◆ AIM OF THE EXERCISE ◆
Take each line that has the word "this" and return it.

/---

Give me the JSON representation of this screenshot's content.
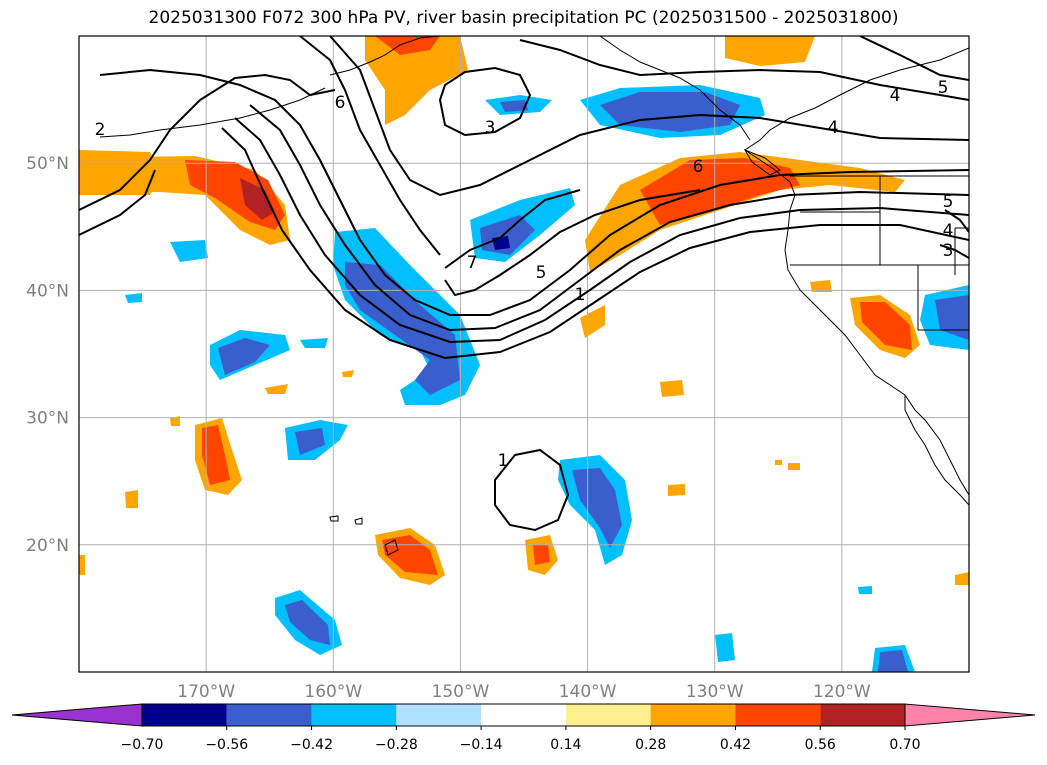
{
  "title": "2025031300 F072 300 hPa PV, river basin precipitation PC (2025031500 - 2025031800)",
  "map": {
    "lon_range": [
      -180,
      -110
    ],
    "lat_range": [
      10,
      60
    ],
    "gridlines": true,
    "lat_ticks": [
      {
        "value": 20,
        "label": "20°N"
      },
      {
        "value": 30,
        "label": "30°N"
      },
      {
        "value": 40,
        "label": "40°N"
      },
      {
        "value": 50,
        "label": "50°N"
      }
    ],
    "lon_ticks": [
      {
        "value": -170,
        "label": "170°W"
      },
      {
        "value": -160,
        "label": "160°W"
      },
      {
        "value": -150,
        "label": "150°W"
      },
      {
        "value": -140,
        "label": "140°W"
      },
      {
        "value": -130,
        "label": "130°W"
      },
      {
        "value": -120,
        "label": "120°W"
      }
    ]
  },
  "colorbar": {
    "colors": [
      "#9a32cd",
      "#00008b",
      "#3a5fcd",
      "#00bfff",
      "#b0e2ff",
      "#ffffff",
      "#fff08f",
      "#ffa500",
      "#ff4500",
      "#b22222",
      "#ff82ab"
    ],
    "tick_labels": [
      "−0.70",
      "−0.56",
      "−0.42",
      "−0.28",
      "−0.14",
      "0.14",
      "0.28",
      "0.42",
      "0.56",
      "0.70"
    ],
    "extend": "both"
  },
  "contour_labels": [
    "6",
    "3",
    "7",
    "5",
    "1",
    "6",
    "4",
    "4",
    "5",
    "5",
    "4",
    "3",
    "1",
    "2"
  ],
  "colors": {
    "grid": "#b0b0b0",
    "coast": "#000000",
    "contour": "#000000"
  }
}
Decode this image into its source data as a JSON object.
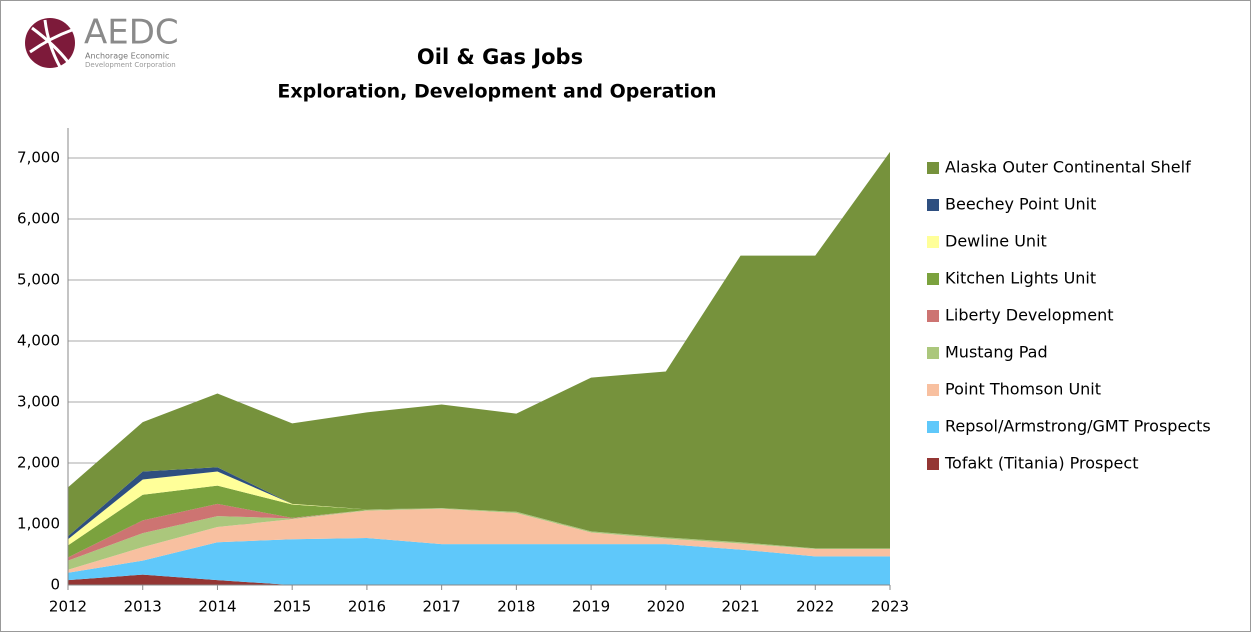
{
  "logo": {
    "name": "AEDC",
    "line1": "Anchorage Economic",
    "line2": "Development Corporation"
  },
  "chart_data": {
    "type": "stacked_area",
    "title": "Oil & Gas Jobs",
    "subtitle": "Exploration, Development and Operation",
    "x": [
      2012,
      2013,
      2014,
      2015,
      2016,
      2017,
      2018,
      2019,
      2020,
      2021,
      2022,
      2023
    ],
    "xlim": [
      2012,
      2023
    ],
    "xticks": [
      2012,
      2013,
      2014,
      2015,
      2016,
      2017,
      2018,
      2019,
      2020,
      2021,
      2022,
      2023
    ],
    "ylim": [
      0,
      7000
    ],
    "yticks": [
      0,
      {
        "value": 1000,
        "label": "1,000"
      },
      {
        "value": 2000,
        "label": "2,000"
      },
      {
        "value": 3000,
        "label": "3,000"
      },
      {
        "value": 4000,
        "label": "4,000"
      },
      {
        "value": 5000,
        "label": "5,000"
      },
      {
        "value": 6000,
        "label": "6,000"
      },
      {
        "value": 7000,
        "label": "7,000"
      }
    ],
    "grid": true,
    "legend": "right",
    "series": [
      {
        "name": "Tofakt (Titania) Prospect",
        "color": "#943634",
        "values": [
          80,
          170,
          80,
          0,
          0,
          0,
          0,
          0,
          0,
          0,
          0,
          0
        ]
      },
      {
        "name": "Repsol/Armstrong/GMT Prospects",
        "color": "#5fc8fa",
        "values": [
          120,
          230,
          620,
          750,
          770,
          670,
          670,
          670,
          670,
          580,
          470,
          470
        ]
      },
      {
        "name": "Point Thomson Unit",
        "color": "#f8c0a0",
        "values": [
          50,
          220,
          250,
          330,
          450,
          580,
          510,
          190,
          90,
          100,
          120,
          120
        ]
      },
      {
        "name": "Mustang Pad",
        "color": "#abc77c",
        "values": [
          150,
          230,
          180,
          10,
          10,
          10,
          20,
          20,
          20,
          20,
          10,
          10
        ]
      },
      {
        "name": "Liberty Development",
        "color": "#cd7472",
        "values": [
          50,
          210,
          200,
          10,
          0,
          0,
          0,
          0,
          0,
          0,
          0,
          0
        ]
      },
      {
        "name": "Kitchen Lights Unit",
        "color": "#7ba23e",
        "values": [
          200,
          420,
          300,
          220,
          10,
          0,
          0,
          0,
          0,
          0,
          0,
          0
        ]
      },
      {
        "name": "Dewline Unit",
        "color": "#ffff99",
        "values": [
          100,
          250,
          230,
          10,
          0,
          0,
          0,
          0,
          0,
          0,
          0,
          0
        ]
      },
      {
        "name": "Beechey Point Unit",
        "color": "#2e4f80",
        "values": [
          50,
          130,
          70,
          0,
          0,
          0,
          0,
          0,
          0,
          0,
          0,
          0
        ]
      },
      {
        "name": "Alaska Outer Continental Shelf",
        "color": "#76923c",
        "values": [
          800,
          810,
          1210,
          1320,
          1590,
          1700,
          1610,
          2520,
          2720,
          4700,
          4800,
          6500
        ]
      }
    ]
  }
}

\---
/---

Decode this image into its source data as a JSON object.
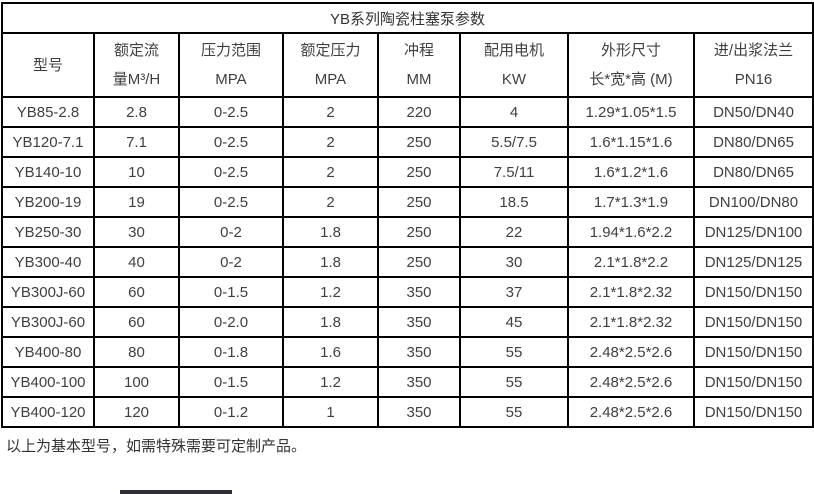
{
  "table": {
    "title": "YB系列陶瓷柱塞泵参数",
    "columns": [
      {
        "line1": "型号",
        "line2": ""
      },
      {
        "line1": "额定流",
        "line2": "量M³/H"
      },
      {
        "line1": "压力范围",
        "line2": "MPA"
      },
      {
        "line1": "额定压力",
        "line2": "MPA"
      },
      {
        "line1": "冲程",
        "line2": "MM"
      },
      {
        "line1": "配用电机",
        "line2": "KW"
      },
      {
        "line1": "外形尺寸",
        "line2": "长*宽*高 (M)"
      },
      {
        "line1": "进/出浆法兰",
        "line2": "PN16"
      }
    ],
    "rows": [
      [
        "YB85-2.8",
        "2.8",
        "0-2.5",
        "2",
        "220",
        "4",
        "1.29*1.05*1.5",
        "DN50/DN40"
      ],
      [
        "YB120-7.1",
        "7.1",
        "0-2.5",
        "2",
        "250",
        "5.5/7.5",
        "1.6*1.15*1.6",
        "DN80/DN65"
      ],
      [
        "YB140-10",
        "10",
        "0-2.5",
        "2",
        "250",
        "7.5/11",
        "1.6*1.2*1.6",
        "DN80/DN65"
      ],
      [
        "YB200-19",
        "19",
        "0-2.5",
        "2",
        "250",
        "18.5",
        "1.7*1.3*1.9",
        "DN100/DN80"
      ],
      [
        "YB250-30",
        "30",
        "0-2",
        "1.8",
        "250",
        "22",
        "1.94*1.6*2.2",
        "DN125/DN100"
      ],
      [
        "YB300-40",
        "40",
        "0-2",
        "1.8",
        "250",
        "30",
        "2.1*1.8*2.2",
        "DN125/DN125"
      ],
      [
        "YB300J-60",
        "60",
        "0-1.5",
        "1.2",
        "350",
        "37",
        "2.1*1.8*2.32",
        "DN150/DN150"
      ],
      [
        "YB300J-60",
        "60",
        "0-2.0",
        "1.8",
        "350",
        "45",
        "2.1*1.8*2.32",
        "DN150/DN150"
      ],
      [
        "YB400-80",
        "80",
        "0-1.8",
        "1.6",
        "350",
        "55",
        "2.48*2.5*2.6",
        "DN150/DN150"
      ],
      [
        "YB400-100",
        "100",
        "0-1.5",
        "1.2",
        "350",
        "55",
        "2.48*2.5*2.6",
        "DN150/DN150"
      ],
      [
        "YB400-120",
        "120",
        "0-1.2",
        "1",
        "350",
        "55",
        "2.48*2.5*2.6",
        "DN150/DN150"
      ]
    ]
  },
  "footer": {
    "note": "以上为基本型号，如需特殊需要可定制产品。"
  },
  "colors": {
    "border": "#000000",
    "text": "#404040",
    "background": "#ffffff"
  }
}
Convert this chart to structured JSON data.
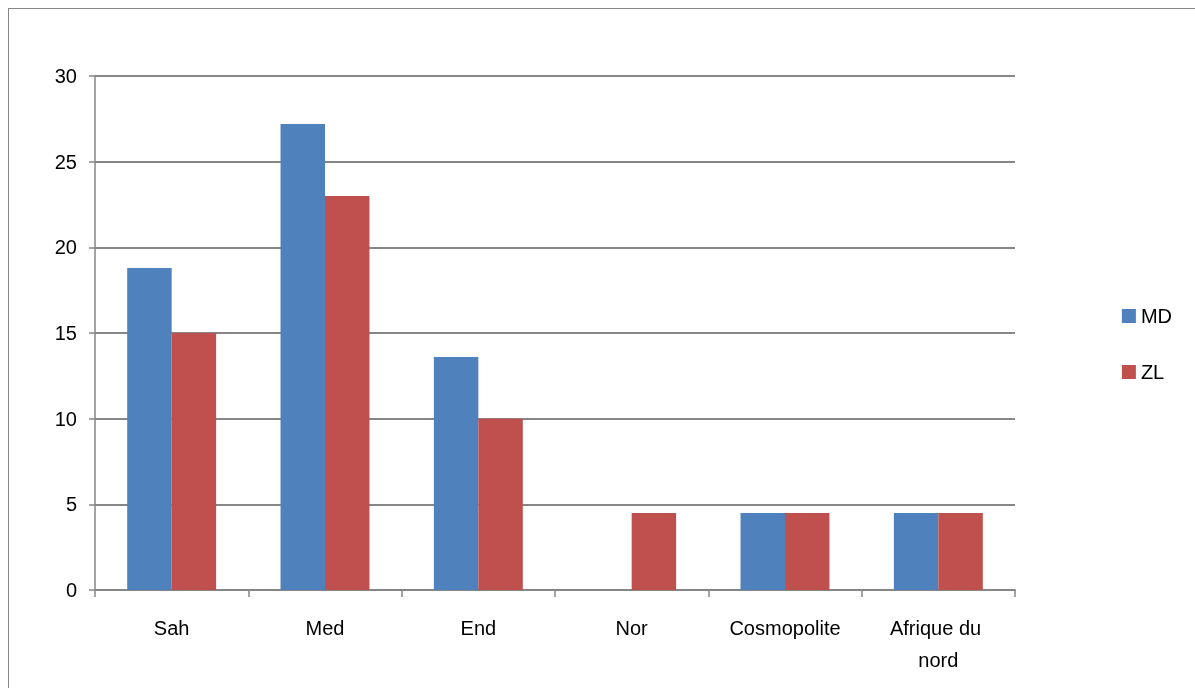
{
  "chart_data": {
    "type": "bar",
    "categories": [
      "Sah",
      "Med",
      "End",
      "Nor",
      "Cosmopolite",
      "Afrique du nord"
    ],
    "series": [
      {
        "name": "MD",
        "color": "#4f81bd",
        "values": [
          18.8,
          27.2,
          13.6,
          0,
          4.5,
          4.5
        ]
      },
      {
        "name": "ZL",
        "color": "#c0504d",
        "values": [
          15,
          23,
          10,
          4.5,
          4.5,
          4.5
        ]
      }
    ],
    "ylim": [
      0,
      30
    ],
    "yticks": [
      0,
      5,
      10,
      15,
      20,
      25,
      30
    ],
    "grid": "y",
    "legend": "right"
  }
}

\---

◆ SOLUTION ◆
Give me the JSON representation of this screenshot's content.
Decode this image into its source data as a JSON object.
Decode this image into its source data as a JSON object.
Convert this chart to structured JSON data.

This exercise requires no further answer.